■ **Stated task**
Show every line in the records below that contains the word "控制总量".

■ **Input material**
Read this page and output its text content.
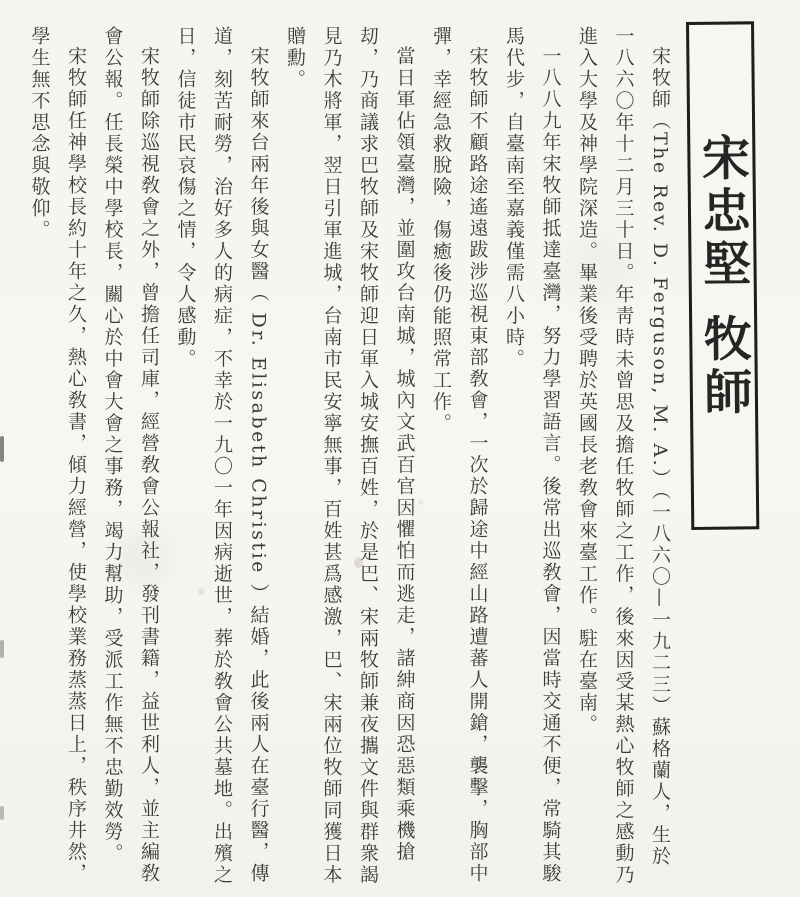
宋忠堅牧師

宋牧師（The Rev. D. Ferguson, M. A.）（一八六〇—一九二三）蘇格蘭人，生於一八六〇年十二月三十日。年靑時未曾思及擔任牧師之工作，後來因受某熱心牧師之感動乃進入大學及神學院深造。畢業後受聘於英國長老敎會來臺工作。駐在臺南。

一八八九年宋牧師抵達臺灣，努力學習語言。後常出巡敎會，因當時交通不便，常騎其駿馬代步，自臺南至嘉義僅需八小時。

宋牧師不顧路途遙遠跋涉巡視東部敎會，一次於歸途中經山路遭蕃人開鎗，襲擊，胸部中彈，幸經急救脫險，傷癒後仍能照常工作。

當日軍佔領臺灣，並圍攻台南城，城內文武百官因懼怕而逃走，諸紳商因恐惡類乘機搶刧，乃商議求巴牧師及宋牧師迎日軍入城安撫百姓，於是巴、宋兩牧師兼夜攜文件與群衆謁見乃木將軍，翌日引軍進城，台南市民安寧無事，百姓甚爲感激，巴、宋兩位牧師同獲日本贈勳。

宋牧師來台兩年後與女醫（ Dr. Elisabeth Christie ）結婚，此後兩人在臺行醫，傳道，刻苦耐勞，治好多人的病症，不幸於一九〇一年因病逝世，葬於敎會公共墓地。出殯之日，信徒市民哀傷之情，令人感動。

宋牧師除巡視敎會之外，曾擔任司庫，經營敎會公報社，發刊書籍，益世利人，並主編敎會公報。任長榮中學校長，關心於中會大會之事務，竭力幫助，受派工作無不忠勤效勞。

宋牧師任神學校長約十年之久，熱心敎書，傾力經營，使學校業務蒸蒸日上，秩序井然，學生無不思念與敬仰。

...

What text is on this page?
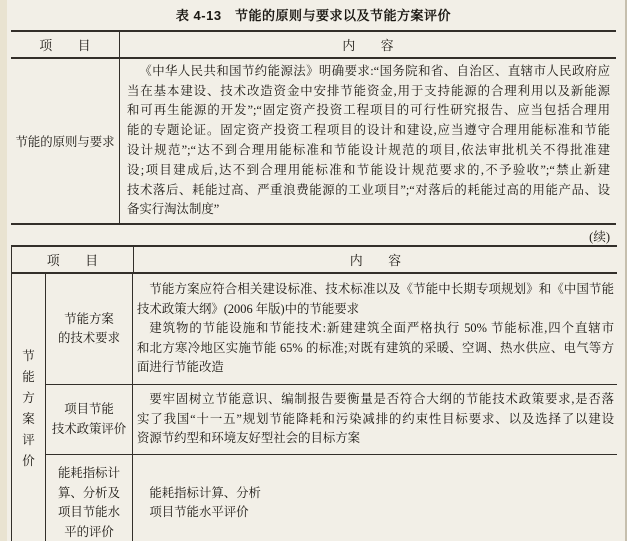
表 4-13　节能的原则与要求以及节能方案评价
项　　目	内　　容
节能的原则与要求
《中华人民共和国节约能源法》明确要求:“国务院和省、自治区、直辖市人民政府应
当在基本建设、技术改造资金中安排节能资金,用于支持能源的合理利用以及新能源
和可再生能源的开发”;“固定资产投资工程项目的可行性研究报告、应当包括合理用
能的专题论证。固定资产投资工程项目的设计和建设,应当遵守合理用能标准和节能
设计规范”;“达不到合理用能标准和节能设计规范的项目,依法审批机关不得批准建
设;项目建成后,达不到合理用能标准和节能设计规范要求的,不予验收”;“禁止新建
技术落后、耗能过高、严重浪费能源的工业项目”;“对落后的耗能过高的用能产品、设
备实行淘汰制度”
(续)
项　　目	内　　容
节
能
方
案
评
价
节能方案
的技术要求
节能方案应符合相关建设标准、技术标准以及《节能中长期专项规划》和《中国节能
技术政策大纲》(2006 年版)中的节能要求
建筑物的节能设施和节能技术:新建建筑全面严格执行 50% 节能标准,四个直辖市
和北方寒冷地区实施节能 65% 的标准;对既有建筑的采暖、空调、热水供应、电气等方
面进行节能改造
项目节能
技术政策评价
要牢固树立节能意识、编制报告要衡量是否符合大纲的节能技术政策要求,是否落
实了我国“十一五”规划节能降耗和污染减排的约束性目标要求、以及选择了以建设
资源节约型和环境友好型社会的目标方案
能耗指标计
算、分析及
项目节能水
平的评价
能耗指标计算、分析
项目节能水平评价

---

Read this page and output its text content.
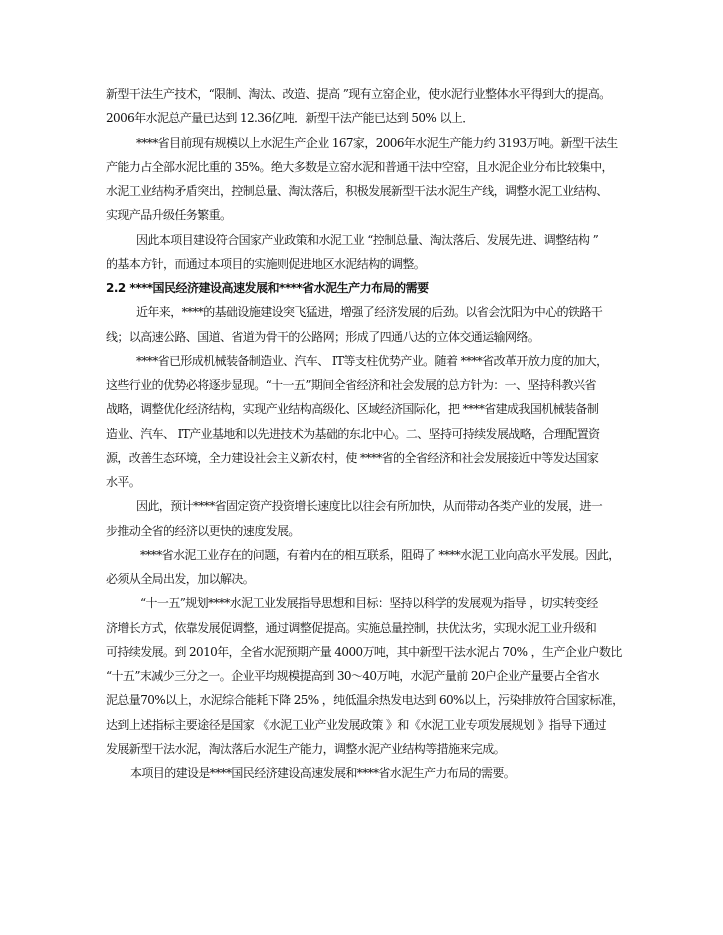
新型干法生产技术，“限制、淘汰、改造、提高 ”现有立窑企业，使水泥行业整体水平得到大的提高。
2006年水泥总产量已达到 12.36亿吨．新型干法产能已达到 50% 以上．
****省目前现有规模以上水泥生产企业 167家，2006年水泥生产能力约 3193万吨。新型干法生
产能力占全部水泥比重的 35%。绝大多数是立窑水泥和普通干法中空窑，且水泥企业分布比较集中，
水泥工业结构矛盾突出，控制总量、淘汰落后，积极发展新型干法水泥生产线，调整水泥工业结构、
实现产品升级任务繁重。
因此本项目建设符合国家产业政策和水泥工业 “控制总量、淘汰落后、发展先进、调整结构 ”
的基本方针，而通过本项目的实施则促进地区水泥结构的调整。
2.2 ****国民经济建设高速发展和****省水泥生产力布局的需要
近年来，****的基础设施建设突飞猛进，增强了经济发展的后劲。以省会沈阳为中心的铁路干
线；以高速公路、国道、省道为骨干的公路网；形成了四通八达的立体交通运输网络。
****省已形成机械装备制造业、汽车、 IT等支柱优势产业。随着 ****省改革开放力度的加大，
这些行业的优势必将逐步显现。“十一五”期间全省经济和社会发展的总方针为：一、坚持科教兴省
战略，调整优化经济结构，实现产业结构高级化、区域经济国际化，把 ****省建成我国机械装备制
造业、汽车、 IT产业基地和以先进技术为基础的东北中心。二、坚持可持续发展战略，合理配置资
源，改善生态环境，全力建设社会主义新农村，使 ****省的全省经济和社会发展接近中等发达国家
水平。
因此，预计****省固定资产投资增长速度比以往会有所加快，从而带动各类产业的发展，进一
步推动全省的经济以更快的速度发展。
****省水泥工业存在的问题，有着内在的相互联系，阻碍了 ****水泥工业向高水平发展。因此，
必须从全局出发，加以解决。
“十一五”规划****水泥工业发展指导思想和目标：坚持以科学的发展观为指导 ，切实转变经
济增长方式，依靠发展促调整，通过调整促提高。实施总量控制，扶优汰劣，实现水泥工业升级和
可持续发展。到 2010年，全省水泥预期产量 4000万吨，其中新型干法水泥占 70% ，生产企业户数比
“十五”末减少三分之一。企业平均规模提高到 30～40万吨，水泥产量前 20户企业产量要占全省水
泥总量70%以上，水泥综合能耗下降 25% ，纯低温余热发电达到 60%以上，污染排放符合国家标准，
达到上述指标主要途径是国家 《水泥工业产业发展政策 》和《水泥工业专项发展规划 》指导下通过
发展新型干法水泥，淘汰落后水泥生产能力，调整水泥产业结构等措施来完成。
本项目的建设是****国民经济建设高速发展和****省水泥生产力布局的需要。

■ **Reply to the task**
水泥工业结构矛盾突出，控制总量、淘汰落后，积极发展新型干法水泥生产线，调整水泥工业结构、
因此本项目建设符合国家产业政策和水泥工业 “控制总量、淘汰落后、发展先进、调整结构 ”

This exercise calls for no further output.